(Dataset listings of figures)
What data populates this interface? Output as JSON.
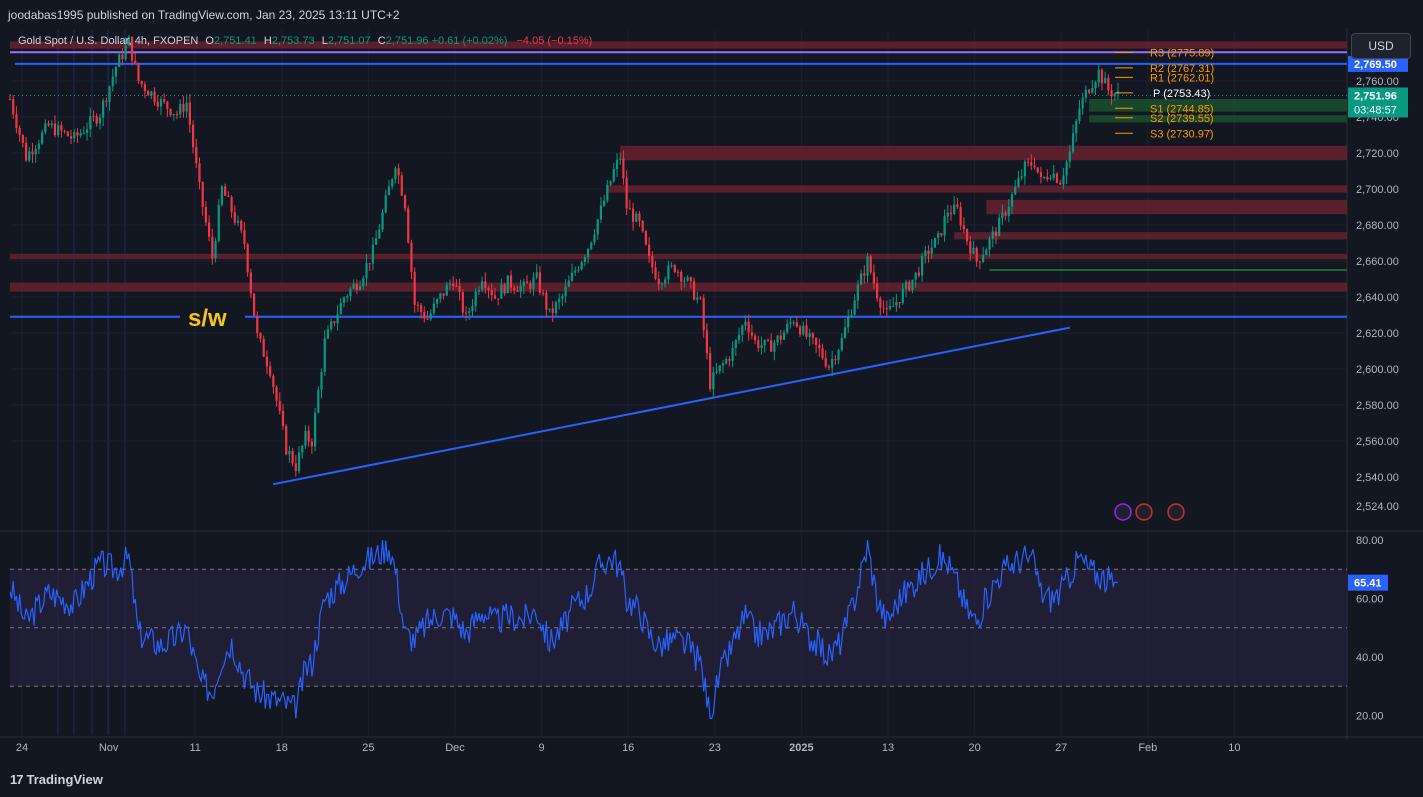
{
  "header": {
    "published": "joodabas1995 published on TradingView.com, Jan 23, 2025 13:11 UTC+2"
  },
  "legend": {
    "symbol": "Gold Spot / U.S. Dollar, 4h, FXOPEN",
    "o_label": "O",
    "o_value": "2,751.41",
    "h_label": "H",
    "h_value": "2,753.73",
    "l_label": "L",
    "l_value": "2,751.07",
    "c_label": "C",
    "c_value": "2,751.96",
    "change": "+0.61 (+0.02%)",
    "change2": "−4.05 (−0.15%)"
  },
  "currency_button": "USD",
  "footer": {
    "brand_mark": "17",
    "brand": "TradingView"
  },
  "colors": {
    "background": "#131722",
    "up": "#089981",
    "down": "#f23645",
    "blue_line": "#2962ff",
    "purple_line": "#9c6bff",
    "zone": "#6b2230",
    "pivot_orange": "#ff9800",
    "rsi_line": "#2962ff",
    "rsi_band": "#2a2545",
    "sw_label": "#f5c518"
  },
  "chart_data": [
    {
      "type": "candlestick",
      "title": "Gold Spot / U.S. Dollar, 4h, FXOPEN",
      "x_tick_labels": [
        "24",
        "Nov",
        "11",
        "18",
        "25",
        "Dec",
        "9",
        "16",
        "23",
        "2025",
        "13",
        "20",
        "27",
        "Feb",
        "10"
      ],
      "y_tick_labels": [
        "2,524.00",
        "2,540.00",
        "2,560.00",
        "2,580.00",
        "2,600.00",
        "2,620.00",
        "2,640.00",
        "2,660.00",
        "2,680.00",
        "2,700.00",
        "2,720.00",
        "2,740.00",
        "2,760.00"
      ],
      "ylim": [
        2517,
        2785
      ],
      "price_path": [
        [
          0,
          2750
        ],
        [
          5,
          2718
        ],
        [
          12,
          2735
        ],
        [
          20,
          2728
        ],
        [
          28,
          2742
        ],
        [
          33,
          2768
        ],
        [
          37,
          2782
        ],
        [
          40,
          2760
        ],
        [
          47,
          2748
        ],
        [
          52,
          2742
        ],
        [
          55,
          2748
        ],
        [
          59,
          2700
        ],
        [
          63,
          2662
        ],
        [
          66,
          2700
        ],
        [
          69,
          2688
        ],
        [
          73,
          2670
        ],
        [
          77,
          2618
        ],
        [
          81,
          2600
        ],
        [
          86,
          2556
        ],
        [
          89,
          2546
        ],
        [
          92,
          2562
        ],
        [
          94,
          2560
        ],
        [
          98,
          2615
        ],
        [
          104,
          2640
        ],
        [
          109,
          2650
        ],
        [
          113,
          2665
        ],
        [
          118,
          2700
        ],
        [
          120,
          2715
        ],
        [
          123,
          2692
        ],
        [
          126,
          2636
        ],
        [
          130,
          2628
        ],
        [
          134,
          2640
        ],
        [
          138,
          2650
        ],
        [
          142,
          2628
        ],
        [
          147,
          2652
        ],
        [
          151,
          2640
        ],
        [
          155,
          2648
        ],
        [
          160,
          2645
        ],
        [
          164,
          2650
        ],
        [
          168,
          2630
        ],
        [
          172,
          2640
        ],
        [
          176,
          2655
        ],
        [
          180,
          2668
        ],
        [
          184,
          2688
        ],
        [
          188,
          2710
        ],
        [
          190,
          2718
        ],
        [
          192,
          2690
        ],
        [
          196,
          2680
        ],
        [
          199,
          2660
        ],
        [
          202,
          2650
        ],
        [
          207,
          2657
        ],
        [
          211,
          2648
        ],
        [
          215,
          2636
        ],
        [
          218,
          2592
        ],
        [
          221,
          2600
        ],
        [
          225,
          2610
        ],
        [
          229,
          2628
        ],
        [
          232,
          2615
        ],
        [
          236,
          2612
        ],
        [
          240,
          2618
        ],
        [
          244,
          2628
        ],
        [
          248,
          2618
        ],
        [
          252,
          2610
        ],
        [
          255,
          2602
        ],
        [
          259,
          2616
        ],
        [
          263,
          2640
        ],
        [
          267,
          2660
        ],
        [
          270,
          2642
        ],
        [
          273,
          2630
        ],
        [
          277,
          2640
        ],
        [
          282,
          2652
        ],
        [
          286,
          2666
        ],
        [
          289,
          2672
        ],
        [
          292,
          2688
        ],
        [
          295,
          2688
        ],
        [
          298,
          2672
        ],
        [
          301,
          2660
        ],
        [
          304,
          2668
        ],
        [
          308,
          2680
        ],
        [
          312,
          2696
        ],
        [
          316,
          2712
        ],
        [
          319,
          2715
        ],
        [
          321,
          2704
        ],
        [
          324,
          2710
        ],
        [
          327,
          2705
        ],
        [
          330,
          2720
        ],
        [
          333,
          2745
        ],
        [
          336,
          2757
        ],
        [
          339,
          2765
        ],
        [
          342,
          2755
        ],
        [
          345,
          2752
        ]
      ],
      "series": [
        {
          "name": "",
          "kind": "rsi",
          "scale": [
            20,
            80
          ],
          "ticks": [
            "20.00",
            "40.00",
            "60.00",
            "80.00"
          ],
          "last_value": "65.41"
        }
      ],
      "rsi_path": [
        [
          0,
          64
        ],
        [
          5,
          52
        ],
        [
          12,
          62
        ],
        [
          20,
          58
        ],
        [
          28,
          72
        ],
        [
          33,
          70
        ],
        [
          37,
          74
        ],
        [
          40,
          48
        ],
        [
          47,
          44
        ],
        [
          52,
          47
        ],
        [
          55,
          50
        ],
        [
          59,
          32
        ],
        [
          63,
          28
        ],
        [
          66,
          40
        ],
        [
          69,
          45
        ],
        [
          73,
          34
        ],
        [
          77,
          28
        ],
        [
          81,
          26
        ],
        [
          86,
          24
        ],
        [
          89,
          22
        ],
        [
          92,
          36
        ],
        [
          94,
          38
        ],
        [
          98,
          60
        ],
        [
          104,
          66
        ],
        [
          109,
          72
        ],
        [
          113,
          74
        ],
        [
          118,
          78
        ],
        [
          120,
          70
        ],
        [
          123,
          48
        ],
        [
          126,
          46
        ],
        [
          130,
          52
        ],
        [
          134,
          55
        ],
        [
          138,
          54
        ],
        [
          142,
          48
        ],
        [
          147,
          56
        ],
        [
          151,
          52
        ],
        [
          155,
          54
        ],
        [
          160,
          53
        ],
        [
          164,
          56
        ],
        [
          168,
          45
        ],
        [
          172,
          50
        ],
        [
          176,
          58
        ],
        [
          180,
          62
        ],
        [
          184,
          72
        ],
        [
          188,
          74
        ],
        [
          190,
          70
        ],
        [
          192,
          60
        ],
        [
          196,
          56
        ],
        [
          199,
          48
        ],
        [
          202,
          44
        ],
        [
          207,
          46
        ],
        [
          211,
          44
        ],
        [
          215,
          38
        ],
        [
          218,
          20
        ],
        [
          221,
          34
        ],
        [
          225,
          44
        ],
        [
          229,
          54
        ],
        [
          232,
          48
        ],
        [
          236,
          48
        ],
        [
          240,
          52
        ],
        [
          244,
          56
        ],
        [
          248,
          48
        ],
        [
          252,
          44
        ],
        [
          255,
          40
        ],
        [
          259,
          46
        ],
        [
          263,
          60
        ],
        [
          267,
          78
        ],
        [
          270,
          60
        ],
        [
          273,
          52
        ],
        [
          277,
          60
        ],
        [
          282,
          66
        ],
        [
          286,
          70
        ],
        [
          289,
          74
        ],
        [
          292,
          72
        ],
        [
          295,
          65
        ],
        [
          298,
          56
        ],
        [
          301,
          52
        ],
        [
          304,
          60
        ],
        [
          308,
          68
        ],
        [
          312,
          72
        ],
        [
          316,
          74
        ],
        [
          319,
          72
        ],
        [
          321,
          62
        ],
        [
          324,
          60
        ],
        [
          327,
          62
        ],
        [
          330,
          68
        ],
        [
          333,
          74
        ],
        [
          336,
          70
        ],
        [
          339,
          68
        ],
        [
          342,
          66
        ],
        [
          345,
          65.41
        ]
      ],
      "horizontal_levels": {
        "s_w_level": 2629,
        "resistance_blue": 2769.5,
        "resistance_purple": 2776
      },
      "zones": [
        {
          "from_x": 0,
          "to_x": 345,
          "low": 2778,
          "high": 2782
        },
        {
          "from_x": 0,
          "to_x": 345,
          "low": 2661,
          "high": 2664
        },
        {
          "from_x": 0,
          "to_x": 345,
          "low": 2643,
          "high": 2648
        },
        {
          "from_x": 190,
          "to_x": 345,
          "low": 2716,
          "high": 2724
        },
        {
          "from_x": 186,
          "to_x": 345,
          "low": 2698,
          "high": 2702
        },
        {
          "from_x": 304,
          "to_x": 345,
          "low": 2686,
          "high": 2694
        },
        {
          "from_x": 294,
          "to_x": 345,
          "low": 2672,
          "high": 2676
        }
      ],
      "demand_zones": [
        {
          "from_x": 336,
          "to_x": 345,
          "low": 2743,
          "high": 2750
        },
        {
          "from_x": 336,
          "to_x": 345,
          "low": 2737,
          "high": 2741
        }
      ],
      "trendline": [
        [
          86,
          2536
        ],
        [
          330,
          2623
        ]
      ],
      "pivots": [
        {
          "label": "R3 (2775.89)",
          "value": 2775.89
        },
        {
          "label": "R2 (2767.31)",
          "value": 2767.31
        },
        {
          "label": "R1 (2762.01)",
          "value": 2762.01
        },
        {
          "label": "P (2753.43)",
          "value": 2753.43
        },
        {
          "label": "S1 (2744.85)",
          "value": 2744.85
        },
        {
          "label": "S2 (2739.55)",
          "value": 2739.55
        },
        {
          "label": "S3 (2730.97)",
          "value": 2730.97
        }
      ],
      "annotations": [
        "s/w"
      ],
      "price_labels": {
        "level": "2,769.50",
        "last": "2,751.96",
        "countdown": "03:48:57"
      }
    }
  ]
}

Instruction → How many lines of these entries contain the string "high"? Reply with the number alone.

Correct output → 9